> **STATED GOAL**
Read the data and repeat it in full, exactly.

> **MATERIAL SUPPLIED**

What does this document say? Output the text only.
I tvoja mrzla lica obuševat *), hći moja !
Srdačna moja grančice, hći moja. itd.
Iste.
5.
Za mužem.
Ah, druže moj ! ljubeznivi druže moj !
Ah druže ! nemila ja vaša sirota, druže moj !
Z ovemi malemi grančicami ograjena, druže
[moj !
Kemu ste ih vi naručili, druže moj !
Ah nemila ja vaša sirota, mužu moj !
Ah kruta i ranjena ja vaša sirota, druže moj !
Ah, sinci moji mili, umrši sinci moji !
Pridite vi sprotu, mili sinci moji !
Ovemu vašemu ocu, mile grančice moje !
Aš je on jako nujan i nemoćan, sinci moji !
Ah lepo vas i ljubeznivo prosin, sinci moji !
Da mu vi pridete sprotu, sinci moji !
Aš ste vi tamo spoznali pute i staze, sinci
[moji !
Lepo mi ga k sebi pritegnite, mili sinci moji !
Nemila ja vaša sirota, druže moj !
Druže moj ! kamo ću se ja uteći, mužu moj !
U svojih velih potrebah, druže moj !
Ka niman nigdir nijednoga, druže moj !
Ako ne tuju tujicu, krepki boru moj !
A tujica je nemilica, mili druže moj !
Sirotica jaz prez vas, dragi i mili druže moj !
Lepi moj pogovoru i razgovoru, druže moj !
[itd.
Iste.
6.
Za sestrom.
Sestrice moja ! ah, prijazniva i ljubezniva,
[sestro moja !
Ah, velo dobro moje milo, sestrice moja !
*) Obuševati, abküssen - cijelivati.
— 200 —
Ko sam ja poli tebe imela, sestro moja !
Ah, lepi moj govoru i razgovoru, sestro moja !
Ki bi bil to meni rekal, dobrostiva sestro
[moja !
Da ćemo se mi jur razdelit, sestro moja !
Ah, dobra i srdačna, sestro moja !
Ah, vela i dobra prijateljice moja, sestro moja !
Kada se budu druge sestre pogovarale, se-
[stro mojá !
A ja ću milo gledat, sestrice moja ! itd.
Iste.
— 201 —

> **REPLY**
What does this document say? Output the text only.
I tvoja mrzla lica obuševat *), hći moja !
Srdačna moja grančice, hći moja. itd.
Iste.
5.
Za mužem.
Ah, druže moj ! ljubeznivi druže moj !
Ah druže ! nemila ja vaša sirota, druže moj !
Z ovemi malemi grančicami ograjena, druže
[moj !
Kemu ste ih vi naručili, druže moj !
Ah nemila ja vaša sirota, mužu moj !
Ah kruta i ranjena ja vaša sirota, druže moj !
Ah, sinci moji mili, umrši sinci moji !
Pridite vi sprotu, mili sinci moji !
Ovemu vašemu ocu, mile grančice moje !
Aš je on jako nujan i nemoćan, sinci moji !
Ah lepo vas i ljubeznivo prosin, sinci moji !
Da mu vi pridete sprotu, sinci moji !
Aš ste vi tamo spoznali pute i staze, sinci
[moji !
Lepo mi ga k sebi pritegnite, mili sinci moji !
Nemila ja vaša sirota, druže moj !
Druže moj ! kamo ću se ja uteći, mužu moj !
U svojih velih potrebah, druže moj !
Ka niman nigdir nijednoga, druže moj !
Ako ne tuju tujicu, krepki boru moj !
A tujica je nemilica, mili druže moj !
Sirotica jaz prez vas, dragi i mili druže moj !
Lepi moj pogovoru i razgovoru, druže moj !
[itd.
Iste.
6.
Za sestrom.
Sestrice moja ! ah, prijazniva i ljubezniva,
[sestro moja !
Ah, velo dobro moje milo, sestrice moja !
*) Obuševati, abküssen - cijelivati.
— 200 —
Ko sam ja poli tebe imela, sestro moja !
Ah, lepi moj govoru i razgovoru, sestro moja !
Ki bi bil to meni rekal, dobrostiva sestro
[moja !
Da ćemo se mi jur razdelit, sestro moja !
Ah, dobra i srdačna, sestro moja !
Ah, vela i dobra prijateljice moja, sestro moja !
Kada se budu druge sestre pogovarale, se-
[stro mojá !
A ja ću milo gledat, sestrice moja ! itd.
Iste.
— 201 —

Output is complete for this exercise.